*Extracted records*
##########

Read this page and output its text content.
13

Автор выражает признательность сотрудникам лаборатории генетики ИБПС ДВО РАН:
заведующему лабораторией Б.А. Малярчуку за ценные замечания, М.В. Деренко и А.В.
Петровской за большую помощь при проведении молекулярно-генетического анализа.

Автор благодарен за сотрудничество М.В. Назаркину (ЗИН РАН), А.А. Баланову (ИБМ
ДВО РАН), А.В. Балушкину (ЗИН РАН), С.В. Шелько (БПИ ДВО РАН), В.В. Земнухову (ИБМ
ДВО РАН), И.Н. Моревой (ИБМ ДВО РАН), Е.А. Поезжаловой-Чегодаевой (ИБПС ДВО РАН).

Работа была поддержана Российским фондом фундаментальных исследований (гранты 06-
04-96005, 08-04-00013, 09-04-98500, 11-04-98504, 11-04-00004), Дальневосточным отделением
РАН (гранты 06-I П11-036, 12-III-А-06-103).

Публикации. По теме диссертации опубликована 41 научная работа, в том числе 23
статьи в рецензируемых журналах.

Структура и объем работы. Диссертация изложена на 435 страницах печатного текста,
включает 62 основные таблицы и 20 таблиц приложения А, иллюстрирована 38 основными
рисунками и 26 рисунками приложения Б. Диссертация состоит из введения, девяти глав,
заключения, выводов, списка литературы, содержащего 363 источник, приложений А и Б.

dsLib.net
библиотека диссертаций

##########

*BRIEF*
Find the lines holding "Диссертация" and list every one.

*TASK RESPONSE*
Структура и объем работы. Диссертация изложена на 435 страницах печатного текста,
рисунками и 26 рисунками приложения Б. Диссертация состоит из введения, девяти глав,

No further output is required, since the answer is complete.